Task statement:
In the listing below, locate the lines that hold the string "toss". Copy those lines.

Task material:

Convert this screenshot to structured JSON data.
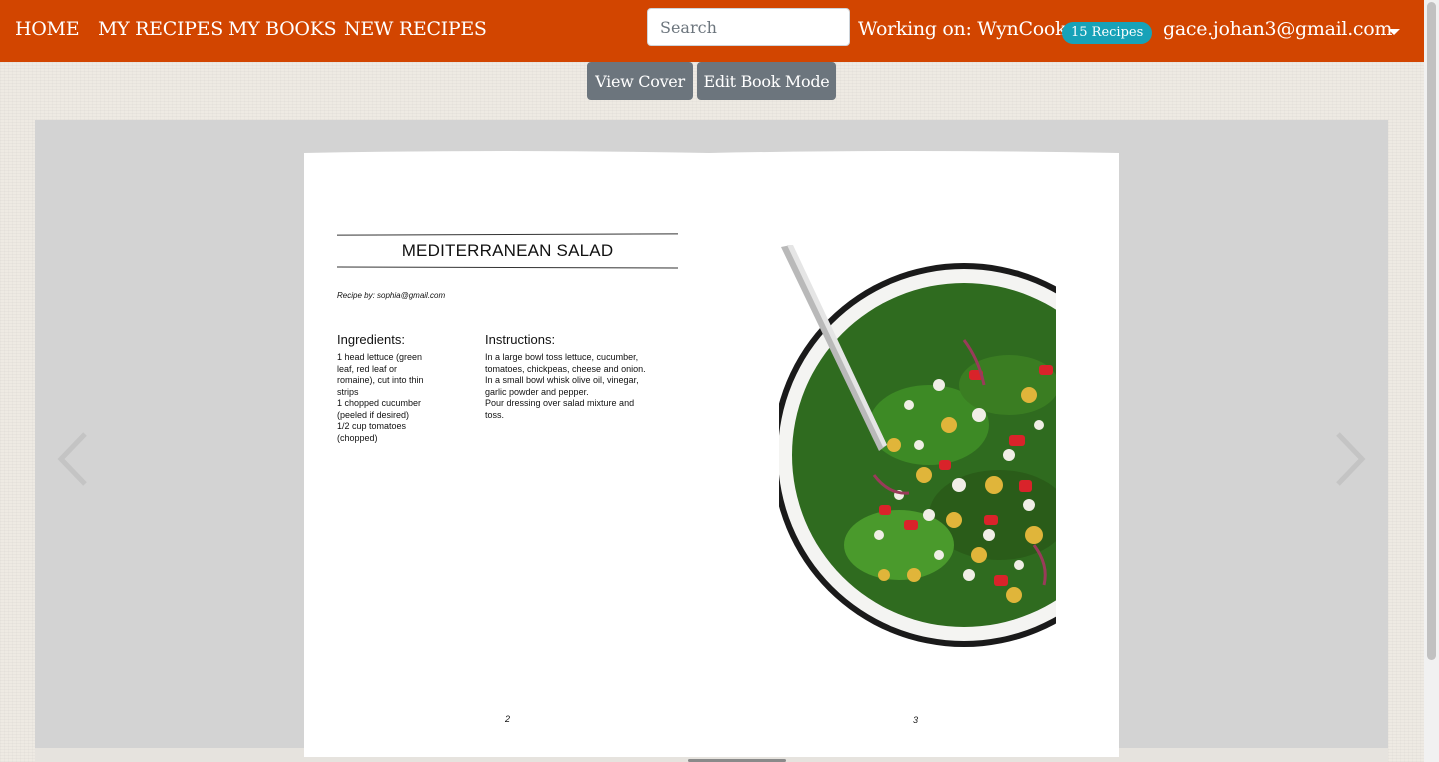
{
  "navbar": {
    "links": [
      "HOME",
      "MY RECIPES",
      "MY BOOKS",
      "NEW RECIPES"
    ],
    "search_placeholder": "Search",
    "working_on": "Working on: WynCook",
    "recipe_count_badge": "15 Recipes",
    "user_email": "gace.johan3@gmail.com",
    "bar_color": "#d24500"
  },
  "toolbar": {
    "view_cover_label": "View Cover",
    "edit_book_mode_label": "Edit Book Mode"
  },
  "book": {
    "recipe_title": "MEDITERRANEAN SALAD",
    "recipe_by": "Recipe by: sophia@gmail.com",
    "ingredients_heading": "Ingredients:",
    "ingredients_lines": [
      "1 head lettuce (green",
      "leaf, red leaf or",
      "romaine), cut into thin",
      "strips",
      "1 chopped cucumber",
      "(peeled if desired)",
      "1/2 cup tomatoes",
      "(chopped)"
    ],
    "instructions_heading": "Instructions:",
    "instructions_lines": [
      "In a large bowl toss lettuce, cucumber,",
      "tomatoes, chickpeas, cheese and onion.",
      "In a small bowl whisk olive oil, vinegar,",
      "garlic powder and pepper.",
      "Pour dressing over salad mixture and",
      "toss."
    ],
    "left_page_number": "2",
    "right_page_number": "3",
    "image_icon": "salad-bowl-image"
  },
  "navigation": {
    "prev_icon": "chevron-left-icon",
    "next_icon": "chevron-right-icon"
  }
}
--
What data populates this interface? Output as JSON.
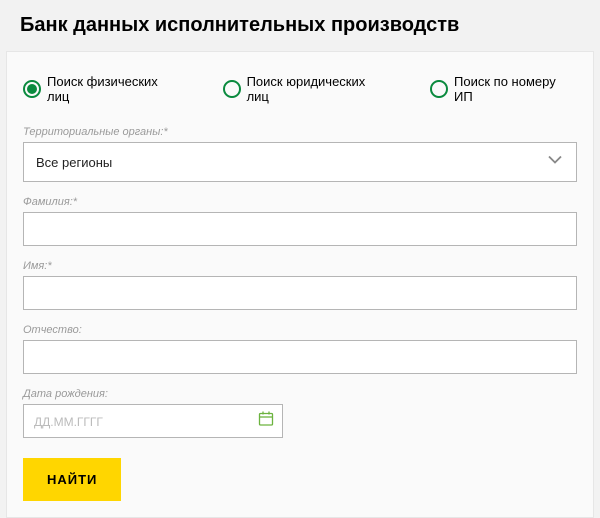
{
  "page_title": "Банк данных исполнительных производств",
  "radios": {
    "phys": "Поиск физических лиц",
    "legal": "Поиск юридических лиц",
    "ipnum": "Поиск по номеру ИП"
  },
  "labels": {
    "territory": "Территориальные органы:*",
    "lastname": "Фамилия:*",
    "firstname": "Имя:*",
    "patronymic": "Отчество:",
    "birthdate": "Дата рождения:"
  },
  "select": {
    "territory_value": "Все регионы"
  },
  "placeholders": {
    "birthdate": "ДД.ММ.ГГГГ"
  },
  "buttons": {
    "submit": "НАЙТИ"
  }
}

Result of this exercise:
      "In a large bowl toss lettuce, cucumber,",
      "toss."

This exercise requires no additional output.